**YOUR INSTRUCTIONS:**
Copy out each line that has "slower" in it.

Saved entries
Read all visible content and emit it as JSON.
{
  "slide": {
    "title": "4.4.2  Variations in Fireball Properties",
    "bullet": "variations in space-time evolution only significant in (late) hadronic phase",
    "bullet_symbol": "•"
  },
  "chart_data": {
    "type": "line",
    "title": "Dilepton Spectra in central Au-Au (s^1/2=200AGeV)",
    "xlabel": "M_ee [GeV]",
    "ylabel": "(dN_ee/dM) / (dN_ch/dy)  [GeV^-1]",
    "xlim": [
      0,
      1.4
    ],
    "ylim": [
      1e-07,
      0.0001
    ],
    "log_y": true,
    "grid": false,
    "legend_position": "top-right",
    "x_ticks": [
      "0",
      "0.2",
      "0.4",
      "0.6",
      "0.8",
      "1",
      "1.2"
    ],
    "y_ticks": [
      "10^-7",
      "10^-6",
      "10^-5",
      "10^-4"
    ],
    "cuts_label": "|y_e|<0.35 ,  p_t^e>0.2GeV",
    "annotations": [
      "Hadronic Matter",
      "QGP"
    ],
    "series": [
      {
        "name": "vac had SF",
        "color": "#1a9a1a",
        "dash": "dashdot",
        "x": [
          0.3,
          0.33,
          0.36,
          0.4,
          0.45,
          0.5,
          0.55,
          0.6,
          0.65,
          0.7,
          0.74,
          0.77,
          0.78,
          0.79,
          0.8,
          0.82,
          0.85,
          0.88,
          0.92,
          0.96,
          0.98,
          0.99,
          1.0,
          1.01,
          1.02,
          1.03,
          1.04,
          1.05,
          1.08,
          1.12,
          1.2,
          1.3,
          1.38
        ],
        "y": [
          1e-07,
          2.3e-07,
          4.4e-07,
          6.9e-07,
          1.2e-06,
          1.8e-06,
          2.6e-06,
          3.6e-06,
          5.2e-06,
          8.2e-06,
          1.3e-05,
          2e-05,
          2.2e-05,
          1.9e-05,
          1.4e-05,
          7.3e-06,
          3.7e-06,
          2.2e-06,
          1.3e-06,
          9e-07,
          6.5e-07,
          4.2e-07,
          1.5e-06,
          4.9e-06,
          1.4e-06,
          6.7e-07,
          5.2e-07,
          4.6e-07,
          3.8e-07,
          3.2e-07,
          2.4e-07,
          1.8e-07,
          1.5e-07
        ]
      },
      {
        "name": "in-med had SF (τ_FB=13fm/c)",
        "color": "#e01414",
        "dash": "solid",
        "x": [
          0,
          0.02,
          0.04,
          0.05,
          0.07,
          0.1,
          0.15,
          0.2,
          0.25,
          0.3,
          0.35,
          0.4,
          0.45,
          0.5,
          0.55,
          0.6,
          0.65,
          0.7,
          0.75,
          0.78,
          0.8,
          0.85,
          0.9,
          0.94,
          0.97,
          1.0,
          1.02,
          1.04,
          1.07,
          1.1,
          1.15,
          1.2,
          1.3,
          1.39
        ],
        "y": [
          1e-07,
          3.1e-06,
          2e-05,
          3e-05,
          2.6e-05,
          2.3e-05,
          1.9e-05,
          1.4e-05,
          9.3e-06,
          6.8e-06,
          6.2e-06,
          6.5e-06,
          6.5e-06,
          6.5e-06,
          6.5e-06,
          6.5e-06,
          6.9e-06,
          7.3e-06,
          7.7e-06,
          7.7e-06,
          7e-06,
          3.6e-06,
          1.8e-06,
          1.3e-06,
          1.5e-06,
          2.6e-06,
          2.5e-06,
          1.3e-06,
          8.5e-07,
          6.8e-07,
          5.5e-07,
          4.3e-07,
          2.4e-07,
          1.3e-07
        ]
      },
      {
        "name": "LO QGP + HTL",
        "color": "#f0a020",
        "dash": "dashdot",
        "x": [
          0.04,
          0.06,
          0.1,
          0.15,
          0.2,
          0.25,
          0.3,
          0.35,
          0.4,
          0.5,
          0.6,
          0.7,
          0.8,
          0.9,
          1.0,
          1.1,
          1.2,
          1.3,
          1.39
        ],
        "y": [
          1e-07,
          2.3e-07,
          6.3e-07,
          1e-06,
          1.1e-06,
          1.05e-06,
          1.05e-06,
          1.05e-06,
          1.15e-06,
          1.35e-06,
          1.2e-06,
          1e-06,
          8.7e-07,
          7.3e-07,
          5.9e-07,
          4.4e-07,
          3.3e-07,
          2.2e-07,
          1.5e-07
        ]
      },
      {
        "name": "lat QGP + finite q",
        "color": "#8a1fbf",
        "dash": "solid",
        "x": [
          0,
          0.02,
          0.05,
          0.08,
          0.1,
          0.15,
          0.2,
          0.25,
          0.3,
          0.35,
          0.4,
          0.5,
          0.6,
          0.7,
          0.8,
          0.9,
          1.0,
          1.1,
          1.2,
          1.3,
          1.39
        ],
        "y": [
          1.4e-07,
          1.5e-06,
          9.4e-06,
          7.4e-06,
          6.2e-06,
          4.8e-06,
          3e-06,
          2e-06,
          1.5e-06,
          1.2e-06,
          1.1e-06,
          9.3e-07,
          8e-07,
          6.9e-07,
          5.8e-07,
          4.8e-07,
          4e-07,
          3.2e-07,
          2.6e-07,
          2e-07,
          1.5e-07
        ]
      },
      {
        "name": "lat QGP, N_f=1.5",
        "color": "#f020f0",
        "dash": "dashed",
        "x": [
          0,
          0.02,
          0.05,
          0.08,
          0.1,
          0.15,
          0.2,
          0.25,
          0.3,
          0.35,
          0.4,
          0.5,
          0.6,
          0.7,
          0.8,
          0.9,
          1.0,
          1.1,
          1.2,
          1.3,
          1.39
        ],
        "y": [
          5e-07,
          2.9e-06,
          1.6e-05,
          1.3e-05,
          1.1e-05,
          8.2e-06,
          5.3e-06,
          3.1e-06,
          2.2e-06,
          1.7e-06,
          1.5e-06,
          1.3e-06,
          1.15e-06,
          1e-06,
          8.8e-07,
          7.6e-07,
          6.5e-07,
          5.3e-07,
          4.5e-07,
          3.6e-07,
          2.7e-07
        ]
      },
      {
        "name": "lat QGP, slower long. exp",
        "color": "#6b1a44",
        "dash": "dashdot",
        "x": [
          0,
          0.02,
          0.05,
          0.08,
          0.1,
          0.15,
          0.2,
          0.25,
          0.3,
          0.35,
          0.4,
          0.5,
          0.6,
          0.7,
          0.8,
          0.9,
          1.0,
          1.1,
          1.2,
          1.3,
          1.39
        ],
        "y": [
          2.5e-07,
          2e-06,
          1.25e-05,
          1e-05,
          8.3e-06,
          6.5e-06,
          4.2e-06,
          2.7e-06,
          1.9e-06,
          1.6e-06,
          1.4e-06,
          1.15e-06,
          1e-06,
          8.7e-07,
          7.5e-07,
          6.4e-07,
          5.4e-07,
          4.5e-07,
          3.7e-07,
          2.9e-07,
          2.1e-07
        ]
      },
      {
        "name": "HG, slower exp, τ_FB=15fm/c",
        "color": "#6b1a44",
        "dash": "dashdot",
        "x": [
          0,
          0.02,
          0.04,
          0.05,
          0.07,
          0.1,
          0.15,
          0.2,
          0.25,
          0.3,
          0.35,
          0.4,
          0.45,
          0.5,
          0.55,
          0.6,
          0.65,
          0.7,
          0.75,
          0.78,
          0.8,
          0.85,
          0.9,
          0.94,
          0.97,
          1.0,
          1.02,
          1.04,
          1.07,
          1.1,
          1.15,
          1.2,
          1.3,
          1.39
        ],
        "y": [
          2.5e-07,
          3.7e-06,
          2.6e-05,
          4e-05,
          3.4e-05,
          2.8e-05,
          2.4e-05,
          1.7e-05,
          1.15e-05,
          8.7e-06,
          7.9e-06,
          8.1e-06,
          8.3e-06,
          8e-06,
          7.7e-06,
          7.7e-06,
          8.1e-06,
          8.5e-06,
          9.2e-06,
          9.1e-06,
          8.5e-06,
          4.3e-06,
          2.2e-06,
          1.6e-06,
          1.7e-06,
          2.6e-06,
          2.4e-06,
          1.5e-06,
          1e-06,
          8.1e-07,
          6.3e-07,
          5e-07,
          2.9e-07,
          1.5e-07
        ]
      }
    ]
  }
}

**WRITTEN SOLUTION:**
        "name": "lat QGP, slower long. exp",
        "name": "HG, slower exp, τ_FB=15fm/c",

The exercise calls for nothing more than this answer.